EXERCISE MATERIALS:
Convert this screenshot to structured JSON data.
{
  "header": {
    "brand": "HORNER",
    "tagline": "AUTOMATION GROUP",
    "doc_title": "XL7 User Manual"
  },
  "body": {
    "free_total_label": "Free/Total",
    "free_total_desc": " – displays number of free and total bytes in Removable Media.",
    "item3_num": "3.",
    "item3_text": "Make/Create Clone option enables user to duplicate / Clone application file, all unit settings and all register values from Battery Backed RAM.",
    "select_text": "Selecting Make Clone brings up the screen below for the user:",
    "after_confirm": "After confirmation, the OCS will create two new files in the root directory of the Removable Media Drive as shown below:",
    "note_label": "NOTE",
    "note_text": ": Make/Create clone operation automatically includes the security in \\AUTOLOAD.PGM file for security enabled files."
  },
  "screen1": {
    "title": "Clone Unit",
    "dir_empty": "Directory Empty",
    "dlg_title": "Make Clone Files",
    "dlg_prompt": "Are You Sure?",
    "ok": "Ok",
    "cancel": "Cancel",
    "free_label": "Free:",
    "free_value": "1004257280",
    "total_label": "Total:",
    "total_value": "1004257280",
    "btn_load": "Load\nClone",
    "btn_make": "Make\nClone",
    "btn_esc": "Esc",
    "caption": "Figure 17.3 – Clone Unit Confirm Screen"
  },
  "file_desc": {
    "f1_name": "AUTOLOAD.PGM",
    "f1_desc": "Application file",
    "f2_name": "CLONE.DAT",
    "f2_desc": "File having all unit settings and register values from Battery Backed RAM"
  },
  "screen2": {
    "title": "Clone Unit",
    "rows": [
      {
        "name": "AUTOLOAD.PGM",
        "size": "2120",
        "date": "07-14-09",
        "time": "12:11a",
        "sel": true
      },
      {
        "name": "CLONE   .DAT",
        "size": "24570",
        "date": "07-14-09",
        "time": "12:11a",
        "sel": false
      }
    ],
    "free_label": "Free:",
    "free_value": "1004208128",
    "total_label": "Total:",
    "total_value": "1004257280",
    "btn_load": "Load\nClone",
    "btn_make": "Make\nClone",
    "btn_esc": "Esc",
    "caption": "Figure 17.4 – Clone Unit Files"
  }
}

WORK TO COMPLETE:
Print again each line of the listing above, exactly as it appears.

SOLUTION TO THE PROBLEM:
Convert this screenshot to structured JSON data.
{
  "header": {
    "brand": "HORNER",
    "tagline": "AUTOMATION GROUP",
    "doc_title": "XL7 User Manual"
  },
  "body": {
    "free_total_label": "Free/Total",
    "free_total_desc": " – displays number of free and total bytes in Removable Media.",
    "item3_num": "3.",
    "item3_text": "Make/Create Clone option enables user to duplicate / Clone application file, all unit settings and all register values from Battery Backed RAM.",
    "select_text": "Selecting Make Clone brings up the screen below for the user:",
    "after_confirm": "After confirmation, the OCS will create two new files in the root directory of the Removable Media Drive as shown below:",
    "note_label": "NOTE",
    "note_text": ": Make/Create clone operation automatically includes the security in \\AUTOLOAD.PGM file for security enabled files."
  },
  "screen1": {
    "title": "Clone Unit",
    "dir_empty": "Directory Empty",
    "dlg_title": "Make Clone Files",
    "dlg_prompt": "Are You Sure?",
    "ok": "Ok",
    "cancel": "Cancel",
    "free_label": "Free:",
    "free_value": "1004257280",
    "total_label": "Total:",
    "total_value": "1004257280",
    "btn_load": "Load\nClone",
    "btn_make": "Make\nClone",
    "btn_esc": "Esc",
    "caption": "Figure 17.3 – Clone Unit Confirm Screen"
  },
  "file_desc": {
    "f1_name": "AUTOLOAD.PGM",
    "f1_desc": "Application file",
    "f2_name": "CLONE.DAT",
    "f2_desc": "File having all unit settings and register values from Battery Backed RAM"
  },
  "screen2": {
    "title": "Clone Unit",
    "rows": [
      {
        "name": "AUTOLOAD.PGM",
        "size": "2120",
        "date": "07-14-09",
        "time": "12:11a",
        "sel": true
      },
      {
        "name": "CLONE   .DAT",
        "size": "24570",
        "date": "07-14-09",
        "time": "12:11a",
        "sel": false
      }
    ],
    "free_label": "Free:",
    "free_value": "1004208128",
    "total_label": "Total:",
    "total_value": "1004257280",
    "btn_load": "Load\nClone",
    "btn_make": "Make\nClone",
    "btn_esc": "Esc",
    "caption": "Figure 17.4 – Clone Unit Files"
  }
}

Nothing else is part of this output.